(Entries from a dataset)

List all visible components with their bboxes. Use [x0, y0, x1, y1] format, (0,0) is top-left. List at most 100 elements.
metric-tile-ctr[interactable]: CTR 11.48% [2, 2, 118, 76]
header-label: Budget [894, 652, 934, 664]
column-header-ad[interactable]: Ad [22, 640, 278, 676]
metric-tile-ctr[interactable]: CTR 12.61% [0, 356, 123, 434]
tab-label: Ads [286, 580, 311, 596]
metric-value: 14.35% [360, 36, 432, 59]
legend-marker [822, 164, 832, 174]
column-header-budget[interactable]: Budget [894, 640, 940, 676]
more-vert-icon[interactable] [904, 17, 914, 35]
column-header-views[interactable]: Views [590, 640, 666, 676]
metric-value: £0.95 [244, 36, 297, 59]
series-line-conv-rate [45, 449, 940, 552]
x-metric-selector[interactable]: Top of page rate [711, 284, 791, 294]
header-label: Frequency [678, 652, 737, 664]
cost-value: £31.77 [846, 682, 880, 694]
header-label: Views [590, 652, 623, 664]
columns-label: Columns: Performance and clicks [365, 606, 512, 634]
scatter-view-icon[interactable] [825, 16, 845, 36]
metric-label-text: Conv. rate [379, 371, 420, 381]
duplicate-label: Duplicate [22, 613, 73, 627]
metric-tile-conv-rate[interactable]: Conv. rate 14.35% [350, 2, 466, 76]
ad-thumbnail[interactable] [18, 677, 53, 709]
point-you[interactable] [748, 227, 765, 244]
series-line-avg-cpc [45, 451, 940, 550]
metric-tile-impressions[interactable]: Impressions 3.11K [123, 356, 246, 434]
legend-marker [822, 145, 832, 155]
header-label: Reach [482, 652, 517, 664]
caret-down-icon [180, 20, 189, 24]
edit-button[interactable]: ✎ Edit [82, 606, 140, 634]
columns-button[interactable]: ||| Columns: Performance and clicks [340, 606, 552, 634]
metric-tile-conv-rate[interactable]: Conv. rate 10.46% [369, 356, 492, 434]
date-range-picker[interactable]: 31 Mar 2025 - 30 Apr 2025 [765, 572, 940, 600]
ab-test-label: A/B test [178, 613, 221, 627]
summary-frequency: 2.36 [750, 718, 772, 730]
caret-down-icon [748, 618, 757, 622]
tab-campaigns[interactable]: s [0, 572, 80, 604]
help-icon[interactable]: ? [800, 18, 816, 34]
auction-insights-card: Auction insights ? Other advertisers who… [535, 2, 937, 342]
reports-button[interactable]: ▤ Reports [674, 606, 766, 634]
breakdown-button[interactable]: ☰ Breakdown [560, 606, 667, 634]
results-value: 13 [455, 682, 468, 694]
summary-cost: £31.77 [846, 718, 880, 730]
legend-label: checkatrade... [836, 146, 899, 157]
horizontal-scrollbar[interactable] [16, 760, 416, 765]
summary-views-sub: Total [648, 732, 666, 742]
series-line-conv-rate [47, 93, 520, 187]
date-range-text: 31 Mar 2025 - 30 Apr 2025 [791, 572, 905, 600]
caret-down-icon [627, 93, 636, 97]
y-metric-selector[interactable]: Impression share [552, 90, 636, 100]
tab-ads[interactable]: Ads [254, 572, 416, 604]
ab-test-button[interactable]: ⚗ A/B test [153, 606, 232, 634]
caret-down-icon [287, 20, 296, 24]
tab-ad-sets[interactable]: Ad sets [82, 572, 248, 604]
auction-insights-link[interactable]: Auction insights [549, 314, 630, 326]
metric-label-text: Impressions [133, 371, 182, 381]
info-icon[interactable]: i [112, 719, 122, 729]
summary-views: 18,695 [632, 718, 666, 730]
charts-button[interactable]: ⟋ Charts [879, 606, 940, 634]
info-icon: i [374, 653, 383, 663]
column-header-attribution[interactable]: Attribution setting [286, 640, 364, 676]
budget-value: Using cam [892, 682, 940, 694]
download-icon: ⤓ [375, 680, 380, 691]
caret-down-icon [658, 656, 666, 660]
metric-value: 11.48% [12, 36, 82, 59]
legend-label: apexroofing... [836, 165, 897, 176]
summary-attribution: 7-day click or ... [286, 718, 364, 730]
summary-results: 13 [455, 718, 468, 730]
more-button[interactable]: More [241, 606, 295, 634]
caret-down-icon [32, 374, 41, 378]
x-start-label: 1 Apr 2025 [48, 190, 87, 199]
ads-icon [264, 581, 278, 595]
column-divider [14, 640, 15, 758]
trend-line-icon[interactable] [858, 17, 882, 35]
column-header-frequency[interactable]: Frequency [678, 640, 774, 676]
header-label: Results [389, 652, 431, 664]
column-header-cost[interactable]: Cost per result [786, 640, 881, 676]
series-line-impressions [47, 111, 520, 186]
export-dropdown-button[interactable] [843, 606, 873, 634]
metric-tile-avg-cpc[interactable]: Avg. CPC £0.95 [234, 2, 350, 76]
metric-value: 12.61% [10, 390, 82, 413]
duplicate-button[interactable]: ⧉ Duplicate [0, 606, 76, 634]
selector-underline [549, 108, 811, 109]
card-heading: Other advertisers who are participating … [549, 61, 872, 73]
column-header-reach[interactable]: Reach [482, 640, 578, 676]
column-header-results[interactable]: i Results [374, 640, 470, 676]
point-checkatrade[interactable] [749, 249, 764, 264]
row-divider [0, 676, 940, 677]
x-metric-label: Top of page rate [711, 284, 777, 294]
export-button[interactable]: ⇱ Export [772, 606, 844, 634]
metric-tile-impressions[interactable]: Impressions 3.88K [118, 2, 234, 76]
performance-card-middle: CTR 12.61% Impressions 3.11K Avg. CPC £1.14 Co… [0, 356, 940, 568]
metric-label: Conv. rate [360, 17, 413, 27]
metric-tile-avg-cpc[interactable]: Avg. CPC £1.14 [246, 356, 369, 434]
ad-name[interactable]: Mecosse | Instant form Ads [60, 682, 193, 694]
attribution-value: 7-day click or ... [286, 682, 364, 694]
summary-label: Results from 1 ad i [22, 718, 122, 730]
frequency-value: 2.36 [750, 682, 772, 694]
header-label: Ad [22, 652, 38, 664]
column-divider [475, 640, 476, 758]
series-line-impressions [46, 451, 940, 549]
==
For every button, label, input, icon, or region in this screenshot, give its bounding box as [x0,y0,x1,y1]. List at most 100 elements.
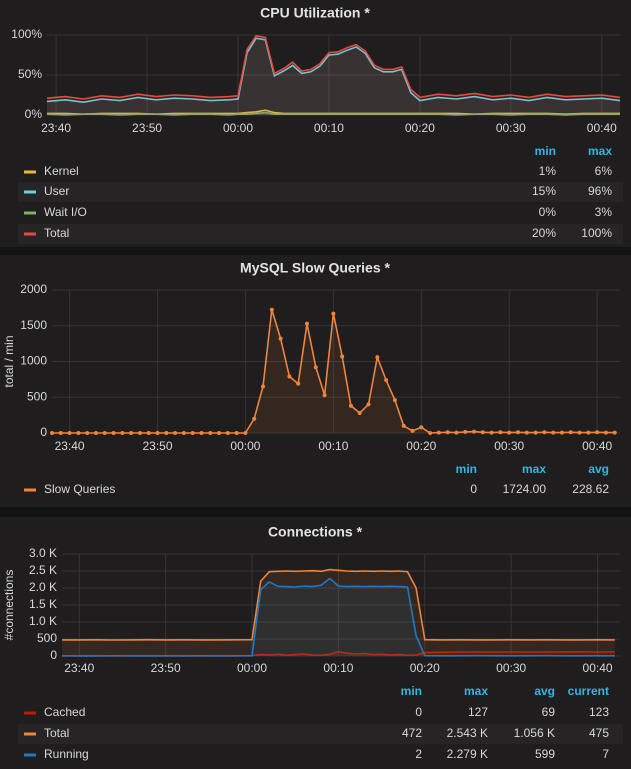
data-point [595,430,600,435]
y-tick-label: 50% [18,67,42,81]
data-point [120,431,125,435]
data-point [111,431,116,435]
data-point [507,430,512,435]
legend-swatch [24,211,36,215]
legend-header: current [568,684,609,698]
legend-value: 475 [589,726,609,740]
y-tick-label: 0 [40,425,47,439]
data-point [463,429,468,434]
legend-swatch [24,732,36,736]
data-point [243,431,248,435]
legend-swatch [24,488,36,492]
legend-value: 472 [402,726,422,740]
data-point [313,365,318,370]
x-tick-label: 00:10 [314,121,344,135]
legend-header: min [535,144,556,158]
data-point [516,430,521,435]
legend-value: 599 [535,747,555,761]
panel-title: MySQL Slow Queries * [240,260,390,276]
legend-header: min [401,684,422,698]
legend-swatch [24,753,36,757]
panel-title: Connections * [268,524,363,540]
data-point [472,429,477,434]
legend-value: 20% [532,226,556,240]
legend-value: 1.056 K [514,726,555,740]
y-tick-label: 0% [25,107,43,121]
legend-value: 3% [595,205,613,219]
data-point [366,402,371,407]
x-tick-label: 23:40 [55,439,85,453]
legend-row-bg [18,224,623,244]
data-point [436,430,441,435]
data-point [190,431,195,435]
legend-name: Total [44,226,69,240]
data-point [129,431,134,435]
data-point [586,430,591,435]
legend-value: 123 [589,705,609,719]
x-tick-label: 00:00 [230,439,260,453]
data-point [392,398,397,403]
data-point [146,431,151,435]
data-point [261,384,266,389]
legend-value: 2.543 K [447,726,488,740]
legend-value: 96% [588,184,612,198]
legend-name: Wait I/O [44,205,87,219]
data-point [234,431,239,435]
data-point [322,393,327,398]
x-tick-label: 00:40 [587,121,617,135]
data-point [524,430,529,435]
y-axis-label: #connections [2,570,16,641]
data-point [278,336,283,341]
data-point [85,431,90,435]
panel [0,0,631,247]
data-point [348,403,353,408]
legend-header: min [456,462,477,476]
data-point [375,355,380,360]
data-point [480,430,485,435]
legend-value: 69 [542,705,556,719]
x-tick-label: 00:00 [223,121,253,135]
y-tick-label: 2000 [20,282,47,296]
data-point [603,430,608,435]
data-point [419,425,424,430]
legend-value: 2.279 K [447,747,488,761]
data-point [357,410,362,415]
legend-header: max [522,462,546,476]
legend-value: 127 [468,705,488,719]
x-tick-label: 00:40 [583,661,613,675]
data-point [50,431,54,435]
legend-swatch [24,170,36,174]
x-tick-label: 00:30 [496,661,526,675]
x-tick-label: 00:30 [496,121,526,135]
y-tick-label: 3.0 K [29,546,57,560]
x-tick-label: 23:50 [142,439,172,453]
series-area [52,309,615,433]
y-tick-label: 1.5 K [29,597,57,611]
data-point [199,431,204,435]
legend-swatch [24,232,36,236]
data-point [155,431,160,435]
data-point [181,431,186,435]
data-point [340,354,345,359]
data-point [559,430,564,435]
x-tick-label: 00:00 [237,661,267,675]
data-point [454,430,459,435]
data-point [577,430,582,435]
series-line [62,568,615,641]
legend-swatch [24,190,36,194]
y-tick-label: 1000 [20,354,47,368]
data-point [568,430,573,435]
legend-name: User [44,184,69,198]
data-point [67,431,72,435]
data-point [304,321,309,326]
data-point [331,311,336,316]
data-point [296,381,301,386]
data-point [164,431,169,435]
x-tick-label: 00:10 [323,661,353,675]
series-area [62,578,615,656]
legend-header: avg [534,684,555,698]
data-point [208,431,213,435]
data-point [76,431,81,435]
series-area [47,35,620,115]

:: YOUR TASK ::
Express the data from the line containing "data-point [595,430,600,435]" through the line containing "data-point [463,429,468,434]" as a JSON list of strings, with one string per line and blank lines omitted.

:: TASK SOLUTION ::
[
  "data-point [595,430,600,435]",
  "y-tick-label: 50% [18,67,42,81]",
  "data-point [120,431,125,435]",
  "data-point [111,431,116,435]",
  "data-point [507,430,512,435]",
  "legend-swatch [24,211,36,215]",
  "legend-header: current [568,684,609,698]",
  "legend-value: 475 [589,726,609,740]",
  "y-tick-label: 0 [40,425,47,439]",
  "data-point [463,429,468,434]"
]